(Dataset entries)
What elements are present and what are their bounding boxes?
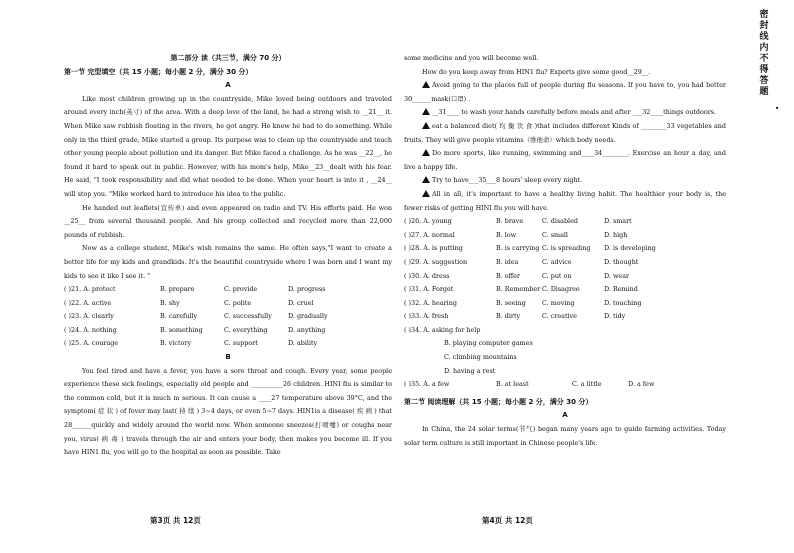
option-d: D. progress	[288, 285, 326, 294]
option-row	[64, 324, 392, 338]
question-line: How do you keep away from HIN1 flu? Experts give some good__29__.	[422, 67, 651, 76]
tip-item: Do more sports, like running, swimming and____34________. Exercise an hour a day, and live a happy life.	[404, 149, 726, 171]
option-d: D. touching	[604, 298, 642, 307]
option-d: D. Remind	[604, 285, 638, 294]
option-row	[404, 215, 726, 229]
option-row	[404, 242, 726, 256]
option-c: C. a little	[572, 380, 602, 389]
section1-title: 第一节 完型填空（共 15 小题；每小题 2 分，满分 30 分）	[64, 67, 253, 76]
option-row	[64, 283, 392, 297]
option-a: ( )26. A. young	[404, 217, 452, 226]
option-c: C. polite	[224, 298, 252, 307]
seal-char: 封	[759, 21, 769, 31]
seal-char: 密	[759, 10, 769, 20]
passage-a-letter: A	[225, 81, 231, 90]
option-c: C. support	[224, 339, 258, 348]
left-column	[64, 52, 392, 460]
page-footer-left: 第3页 共 12页	[150, 516, 201, 525]
option-c: C. everything	[224, 325, 268, 334]
passage-b-paragraph: You feel tired and have a fever, you have a sore throat and cough. Every year, some people experience these sick feelings, especially old people and __________26 children. HINI flu is similar to the common cold, but it is much m serious. It can cause a ____27 temperature above 39°C, and the symptom( 症 状 ) of fever may last( 持 续 ) 3~4 days, or even 5~7 days. HIN1is a disease( 疾 病 ) that 28______quickly and widely around the world now. When someone sneezes(打喷嚏) or coughs near you, virus( 病 毒 ) travels through the air and enters your body, then makes you become ill. If you have HIN1 flu, you will go to the hospital as soon as possible. Take	[64, 366, 392, 457]
tip-item: __31____ to wash your hands carefully before meals and after ___32____things outdoors.	[404, 106, 726, 120]
passage-b-letter: B	[225, 353, 231, 362]
option-c: C. put on	[542, 271, 572, 280]
option-b: B. playing computer games	[444, 339, 533, 348]
option-d: D. gradually	[288, 312, 328, 321]
option-b: B. seeing	[496, 298, 526, 307]
option-c: C. creative	[542, 312, 577, 321]
option-b: B. brave	[496, 217, 524, 226]
option-a: ( )28. A. is putting	[404, 244, 463, 253]
tip-item: Avoid going to the places full of people during flu seasons. If you have to, you had better 30______mask(口罩) .	[404, 81, 726, 103]
seal-char: 题	[759, 87, 769, 97]
option-c: C. is spreading	[542, 244, 591, 253]
option-c: C. Disagree	[542, 285, 580, 294]
option-d: D. wear	[604, 271, 630, 280]
option-row	[64, 310, 392, 324]
passage-c-letter: A	[562, 411, 568, 420]
options-a	[64, 283, 392, 351]
option-row	[404, 256, 726, 270]
option-d: D. a few	[628, 380, 655, 389]
option-d: D. ability	[288, 339, 318, 348]
option-a: ( )32. A. hearing	[404, 298, 457, 307]
option-a: ( )24. A. nothing	[64, 325, 117, 334]
triangle-icon	[422, 190, 430, 197]
option-c: C. small	[542, 230, 568, 239]
option-d: D. tidy	[604, 312, 626, 321]
option-row	[404, 229, 726, 243]
option-b: B. prepare	[160, 285, 195, 294]
option-a: ( )29. A. suggestion	[404, 257, 468, 266]
option-a: ( )30. A. dress	[404, 271, 450, 280]
options-b	[404, 215, 726, 392]
option-d: D. anything	[288, 325, 326, 334]
seal-char: 得	[759, 65, 769, 75]
part-title: 第二部分 读（共三节，满分 70 分）	[170, 54, 286, 62]
option-d: D. having a rest	[444, 366, 496, 375]
option-a: ( )22. A. active	[64, 298, 112, 307]
option-c: C. advice	[542, 257, 572, 266]
option-d: D. smart	[604, 217, 632, 226]
option-b: B. at least	[496, 380, 529, 389]
option-c: C. provide	[224, 285, 258, 294]
option-b: B. Remember	[496, 285, 541, 294]
option-row	[64, 297, 392, 311]
option-d: D. cruel	[288, 298, 314, 307]
passage-a-paragraph: Like most children growing up in the countryside, Mike loved being outdoors and traveled around every inch(英寸) of the area. With a deep love of the land, he had a strong wish to __21__ it. When Mike saw rubbish floating in the rivers, he got angry. He knew he had to do something. While only in the third grade, Mike started a group. Its purpose was to clean up the countryside and teach other young people about pollution and its danger. But Mike faced a challenge. As he was __22__, he found it hard to speak out in public. However, with his mom's help, Mike__23__dealt with his fear. He said, "I took responsibility and did what needed to be done. When your heart is into it , __24__ will stop you. "Mike worked hard to introduce his idea to the public.	[64, 94, 392, 198]
triangle-icon	[422, 122, 430, 129]
option-b: B. dirty	[496, 312, 521, 321]
option-c: C. climbing mountains	[444, 353, 517, 362]
option-row	[404, 270, 726, 284]
seal-char: 线	[759, 32, 769, 42]
option-c: C. disabled	[542, 217, 578, 226]
triangle-icon	[422, 176, 430, 183]
passage-c-paragraph: In China, the 24 solar terms(节气) began many years ago to guide farming activities. Today solar term culture is still important in Chinese people's life.	[404, 425, 726, 447]
option-d: D. high	[604, 230, 628, 239]
option-b: B. carefully	[160, 312, 198, 321]
passage-a-paragraph: He handed out leaflets(宣传单) and even appeared on radio and TV. His efforts paid. He won __25__ from several thousand people. And his group collected and recycled more than 22,000 pounds of rubbish.	[64, 203, 392, 239]
option-row	[404, 351, 726, 365]
option-c: C. moving	[542, 298, 575, 307]
option-row	[404, 365, 726, 379]
option-a: ( )34. A. asking for help	[404, 325, 481, 334]
option-row	[404, 310, 726, 324]
seal-char: 答	[759, 76, 769, 86]
page-footer-right: 第4页 共 12页	[482, 516, 533, 525]
option-b: B. something	[160, 325, 203, 334]
triangle-icon	[422, 81, 430, 88]
option-d: D. is developing	[604, 244, 656, 253]
option-row	[64, 337, 392, 351]
tip-item: Try to have___35___8 hours' sleep every night.	[404, 174, 726, 188]
option-b: B. is carrying	[496, 244, 540, 253]
tip-item: eat a balanced diet( 均 衡 饮 食 )that includes different Kinds of ________33 vegetables and fruits. They will give people vitamins（维他命）which body needs.	[404, 121, 726, 144]
option-a: ( )23. A. clearly	[64, 312, 114, 321]
option-row	[404, 378, 726, 392]
seal-line-warning	[758, 10, 770, 98]
option-b: B. shy	[160, 298, 180, 307]
option-row	[404, 283, 726, 297]
option-row	[404, 324, 726, 338]
seal-char: 不	[759, 54, 769, 64]
option-b: B. offer	[496, 271, 520, 280]
option-a: ( )25. A. courage	[64, 339, 119, 348]
option-row	[404, 337, 726, 351]
option-row	[404, 297, 726, 311]
option-c: C. successfully	[224, 312, 272, 321]
option-b: B. victory	[160, 339, 192, 348]
option-a: ( )35. A. a few	[404, 380, 450, 389]
seal-dot: .	[775, 98, 780, 112]
option-b: B. idea	[496, 257, 519, 266]
option-a: ( )33. A. fresh	[404, 312, 449, 321]
continued-line: some medicine and you will become well.	[404, 54, 539, 62]
section2-title: 第二节 阅读理解（共 15 小题；每小题 2 分，满分 30 分）	[404, 397, 593, 406]
option-b: B. low	[496, 230, 517, 239]
triangle-icon	[422, 149, 430, 156]
option-a: ( )21. A. protect	[64, 285, 116, 294]
right-column	[404, 52, 726, 450]
option-a: ( )31. A. Forget	[404, 285, 454, 294]
seal-char: 内	[759, 43, 769, 53]
tip-item: All in all, it's important to have a healthy living habit. The healthier your body is, the fewer risks of getting HINI flu you will have.	[404, 189, 726, 212]
passage-a-paragraph: Now as a college student, Mike's wish remains the same. He often says,"I want to create a better life for my kids and grandkids. It's the beautiful countryside where I was born and I want my kids to see it like I see it. "	[64, 244, 392, 280]
triangle-icon	[422, 108, 430, 115]
option-d: D. thought	[604, 257, 639, 266]
option-a: ( )27. A. normal	[404, 230, 455, 239]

(YOUR OBJECTIVE):
Looking at the records above, which lines contain "better"? Copy those lines.

(WRITTEN SOLUTION):
tip-item: Avoid going to the places full of people during flu seasons. If you have to, you had better 30______mask(口罩) .	[404, 81, 726, 103]
passage-a-paragraph: Now as a college student, Mike's wish remains the same. He often says,"I want to create a better life for my kids and grandkids. It's the beautiful countryside where I was born and I want my kids to see it like I see it. "	[64, 244, 392, 280]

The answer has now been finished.